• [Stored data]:
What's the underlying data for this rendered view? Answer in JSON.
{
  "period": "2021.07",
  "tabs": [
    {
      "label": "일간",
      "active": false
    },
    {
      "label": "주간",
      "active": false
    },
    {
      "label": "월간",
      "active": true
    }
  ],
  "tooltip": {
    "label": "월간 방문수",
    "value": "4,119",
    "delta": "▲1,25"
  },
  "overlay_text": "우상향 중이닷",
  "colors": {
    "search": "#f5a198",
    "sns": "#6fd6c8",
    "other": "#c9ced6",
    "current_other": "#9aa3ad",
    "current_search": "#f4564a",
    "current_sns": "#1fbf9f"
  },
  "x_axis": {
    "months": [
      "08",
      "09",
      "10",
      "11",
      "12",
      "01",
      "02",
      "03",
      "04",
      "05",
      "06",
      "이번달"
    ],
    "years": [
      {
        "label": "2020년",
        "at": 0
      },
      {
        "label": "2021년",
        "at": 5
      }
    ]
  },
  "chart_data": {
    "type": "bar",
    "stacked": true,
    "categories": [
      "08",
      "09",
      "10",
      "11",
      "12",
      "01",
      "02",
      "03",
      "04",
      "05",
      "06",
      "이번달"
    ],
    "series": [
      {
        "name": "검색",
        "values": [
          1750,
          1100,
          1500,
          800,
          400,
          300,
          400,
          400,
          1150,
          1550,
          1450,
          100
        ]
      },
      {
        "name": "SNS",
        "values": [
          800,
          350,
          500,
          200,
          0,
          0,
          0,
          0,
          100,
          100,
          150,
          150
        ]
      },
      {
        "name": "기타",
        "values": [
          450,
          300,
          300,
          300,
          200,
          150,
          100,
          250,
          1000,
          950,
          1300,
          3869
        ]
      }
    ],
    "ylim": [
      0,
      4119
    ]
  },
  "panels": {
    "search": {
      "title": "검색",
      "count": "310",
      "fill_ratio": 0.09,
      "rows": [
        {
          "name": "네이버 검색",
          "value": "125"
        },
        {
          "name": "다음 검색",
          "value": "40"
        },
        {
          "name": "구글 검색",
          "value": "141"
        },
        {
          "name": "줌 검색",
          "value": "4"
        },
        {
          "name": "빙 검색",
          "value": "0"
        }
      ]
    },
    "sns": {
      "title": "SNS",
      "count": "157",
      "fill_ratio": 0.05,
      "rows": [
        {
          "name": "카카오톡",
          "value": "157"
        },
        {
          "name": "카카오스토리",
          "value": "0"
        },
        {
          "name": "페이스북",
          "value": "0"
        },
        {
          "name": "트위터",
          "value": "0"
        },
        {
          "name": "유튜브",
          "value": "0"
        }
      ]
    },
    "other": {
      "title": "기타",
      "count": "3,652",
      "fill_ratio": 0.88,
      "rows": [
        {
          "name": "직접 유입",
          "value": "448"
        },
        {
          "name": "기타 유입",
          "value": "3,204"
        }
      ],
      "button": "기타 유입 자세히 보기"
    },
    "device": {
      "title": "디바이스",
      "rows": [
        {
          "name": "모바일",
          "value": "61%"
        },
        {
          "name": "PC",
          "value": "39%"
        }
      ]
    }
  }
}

• [The problem]: Nothing should be left out: return all of the records exactly.

• [Result below]:
What's the underlying data for this rendered view? Answer in JSON.
{
  "period": "2021.07",
  "tabs": [
    {
      "label": "일간",
      "active": false
    },
    {
      "label": "주간",
      "active": false
    },
    {
      "label": "월간",
      "active": true
    }
  ],
  "tooltip": {
    "label": "월간 방문수",
    "value": "4,119",
    "delta": "▲1,25"
  },
  "overlay_text": "우상향 중이닷",
  "colors": {
    "search": "#f5a198",
    "sns": "#6fd6c8",
    "other": "#c9ced6",
    "current_other": "#9aa3ad",
    "current_search": "#f4564a",
    "current_sns": "#1fbf9f"
  },
  "x_axis": {
    "months": [
      "08",
      "09",
      "10",
      "11",
      "12",
      "01",
      "02",
      "03",
      "04",
      "05",
      "06",
      "이번달"
    ],
    "years": [
      {
        "label": "2020년",
        "at": 0
      },
      {
        "label": "2021년",
        "at": 5
      }
    ]
  },
  "chart_data": {
    "type": "bar",
    "stacked": true,
    "categories": [
      "08",
      "09",
      "10",
      "11",
      "12",
      "01",
      "02",
      "03",
      "04",
      "05",
      "06",
      "이번달"
    ],
    "series": [
      {
        "name": "검색",
        "values": [
          1750,
          1100,
          1500,
          800,
          400,
          300,
          400,
          400,
          1150,
          1550,
          1450,
          100
        ]
      },
      {
        "name": "SNS",
        "values": [
          800,
          350,
          500,
          200,
          0,
          0,
          0,
          0,
          100,
          100,
          150,
          150
        ]
      },
      {
        "name": "기타",
        "values": [
          450,
          300,
          300,
          300,
          200,
          150,
          100,
          250,
          1000,
          950,
          1300,
          3869
        ]
      }
    ],
    "ylim": [
      0,
      4119
    ]
  },
  "panels": {
    "search": {
      "title": "검색",
      "count": "310",
      "fill_ratio": 0.09,
      "rows": [
        {
          "name": "네이버 검색",
          "value": "125"
        },
        {
          "name": "다음 검색",
          "value": "40"
        },
        {
          "name": "구글 검색",
          "value": "141"
        },
        {
          "name": "줌 검색",
          "value": "4"
        },
        {
          "name": "빙 검색",
          "value": "0"
        }
      ]
    },
    "sns": {
      "title": "SNS",
      "count": "157",
      "fill_ratio": 0.05,
      "rows": [
        {
          "name": "카카오톡",
          "value": "157"
        },
        {
          "name": "카카오스토리",
          "value": "0"
        },
        {
          "name": "페이스북",
          "value": "0"
        },
        {
          "name": "트위터",
          "value": "0"
        },
        {
          "name": "유튜브",
          "value": "0"
        }
      ]
    },
    "other": {
      "title": "기타",
      "count": "3,652",
      "fill_ratio": 0.88,
      "rows": [
        {
          "name": "직접 유입",
          "value": "448"
        },
        {
          "name": "기타 유입",
          "value": "3,204"
        }
      ],
      "button": "기타 유입 자세히 보기"
    },
    "device": {
      "title": "디바이스",
      "rows": [
        {
          "name": "모바일",
          "value": "61%"
        },
        {
          "name": "PC",
          "value": "39%"
        }
      ]
    }
  }
}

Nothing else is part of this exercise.